## BEGIN RECORDS

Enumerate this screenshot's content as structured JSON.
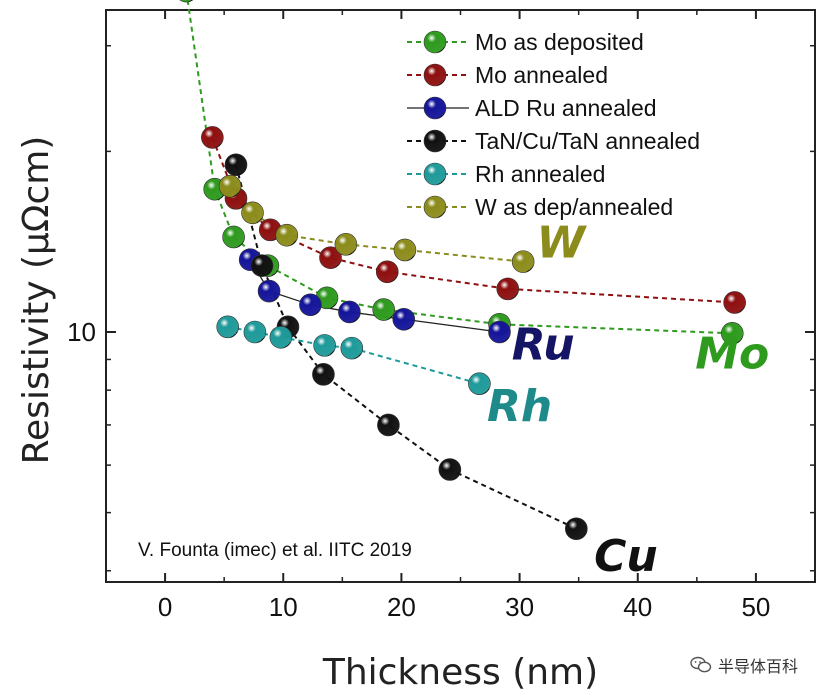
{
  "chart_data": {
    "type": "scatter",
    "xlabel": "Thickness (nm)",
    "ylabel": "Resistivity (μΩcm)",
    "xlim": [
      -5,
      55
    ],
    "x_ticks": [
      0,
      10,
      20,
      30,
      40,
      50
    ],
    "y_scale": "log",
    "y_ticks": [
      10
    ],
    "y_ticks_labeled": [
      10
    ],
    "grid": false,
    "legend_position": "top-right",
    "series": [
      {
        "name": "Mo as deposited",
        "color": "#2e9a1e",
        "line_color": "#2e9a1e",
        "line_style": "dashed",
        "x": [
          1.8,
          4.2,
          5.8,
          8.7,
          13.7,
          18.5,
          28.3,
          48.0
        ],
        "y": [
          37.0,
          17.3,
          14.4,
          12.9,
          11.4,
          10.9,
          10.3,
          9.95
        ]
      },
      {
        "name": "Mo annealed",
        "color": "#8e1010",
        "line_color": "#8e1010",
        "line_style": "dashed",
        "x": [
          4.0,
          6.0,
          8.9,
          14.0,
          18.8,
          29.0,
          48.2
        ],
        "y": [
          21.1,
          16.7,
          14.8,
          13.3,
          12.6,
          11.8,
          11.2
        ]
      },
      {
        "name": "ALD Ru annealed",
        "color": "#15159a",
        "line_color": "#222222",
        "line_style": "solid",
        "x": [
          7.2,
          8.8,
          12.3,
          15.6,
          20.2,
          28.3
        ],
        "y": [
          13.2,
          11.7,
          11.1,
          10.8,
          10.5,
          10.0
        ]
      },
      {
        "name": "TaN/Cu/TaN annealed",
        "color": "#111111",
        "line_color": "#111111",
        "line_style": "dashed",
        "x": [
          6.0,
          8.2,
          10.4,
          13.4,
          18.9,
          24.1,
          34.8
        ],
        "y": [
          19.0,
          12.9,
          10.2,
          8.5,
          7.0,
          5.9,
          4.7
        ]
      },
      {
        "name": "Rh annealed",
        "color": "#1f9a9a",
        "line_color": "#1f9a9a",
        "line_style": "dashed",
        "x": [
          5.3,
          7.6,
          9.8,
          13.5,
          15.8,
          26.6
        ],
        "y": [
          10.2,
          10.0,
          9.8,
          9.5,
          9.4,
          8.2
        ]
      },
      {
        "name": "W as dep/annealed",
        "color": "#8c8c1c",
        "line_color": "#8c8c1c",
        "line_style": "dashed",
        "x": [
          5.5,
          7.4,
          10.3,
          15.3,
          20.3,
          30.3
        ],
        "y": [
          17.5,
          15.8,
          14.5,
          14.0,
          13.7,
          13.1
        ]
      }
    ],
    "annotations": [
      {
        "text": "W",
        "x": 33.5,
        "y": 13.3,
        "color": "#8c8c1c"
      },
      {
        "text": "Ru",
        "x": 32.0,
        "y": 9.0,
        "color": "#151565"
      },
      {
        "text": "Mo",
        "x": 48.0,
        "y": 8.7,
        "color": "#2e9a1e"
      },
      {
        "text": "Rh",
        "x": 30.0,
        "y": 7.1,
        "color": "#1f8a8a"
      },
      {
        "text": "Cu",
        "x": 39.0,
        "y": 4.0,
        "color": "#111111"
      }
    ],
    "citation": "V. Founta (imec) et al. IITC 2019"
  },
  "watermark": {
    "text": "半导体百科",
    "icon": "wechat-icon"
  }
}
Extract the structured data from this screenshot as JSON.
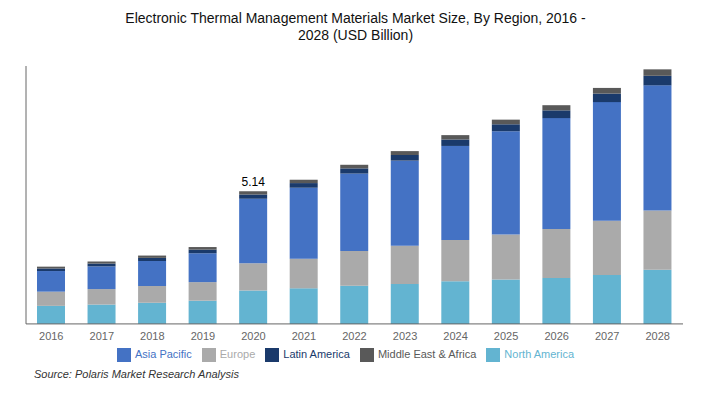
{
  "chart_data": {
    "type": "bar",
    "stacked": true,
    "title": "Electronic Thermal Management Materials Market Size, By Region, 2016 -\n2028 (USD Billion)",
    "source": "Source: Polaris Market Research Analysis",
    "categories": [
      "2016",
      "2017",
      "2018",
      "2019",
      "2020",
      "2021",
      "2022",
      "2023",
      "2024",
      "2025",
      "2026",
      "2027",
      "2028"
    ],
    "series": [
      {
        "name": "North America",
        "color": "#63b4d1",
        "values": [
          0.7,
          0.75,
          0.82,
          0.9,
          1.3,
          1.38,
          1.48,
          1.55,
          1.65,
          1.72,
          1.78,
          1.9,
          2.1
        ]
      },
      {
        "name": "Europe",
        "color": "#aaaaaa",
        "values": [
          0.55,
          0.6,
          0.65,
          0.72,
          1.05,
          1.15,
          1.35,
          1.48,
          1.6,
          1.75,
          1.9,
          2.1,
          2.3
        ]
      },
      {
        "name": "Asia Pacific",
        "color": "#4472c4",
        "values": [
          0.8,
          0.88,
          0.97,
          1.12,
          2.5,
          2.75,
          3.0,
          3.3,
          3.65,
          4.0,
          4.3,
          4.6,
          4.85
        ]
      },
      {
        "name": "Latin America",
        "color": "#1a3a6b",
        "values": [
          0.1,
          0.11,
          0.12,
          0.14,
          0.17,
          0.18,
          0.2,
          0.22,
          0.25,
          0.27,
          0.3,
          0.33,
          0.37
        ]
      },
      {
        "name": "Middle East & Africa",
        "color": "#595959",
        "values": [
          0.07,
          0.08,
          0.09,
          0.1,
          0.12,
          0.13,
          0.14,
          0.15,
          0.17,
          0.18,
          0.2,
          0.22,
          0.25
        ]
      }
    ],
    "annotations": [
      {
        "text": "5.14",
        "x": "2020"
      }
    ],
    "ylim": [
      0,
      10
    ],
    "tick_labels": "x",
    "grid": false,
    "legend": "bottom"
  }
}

## END RECORDS

DESCRIPTION OF THE TASK: Scan the listing above for the word "structured" and show each line where it is found.

WORKED SOLUTION:
Enumerate this screenshot's content as structured JSON.
Extract the structured data from this screenshot as JSON.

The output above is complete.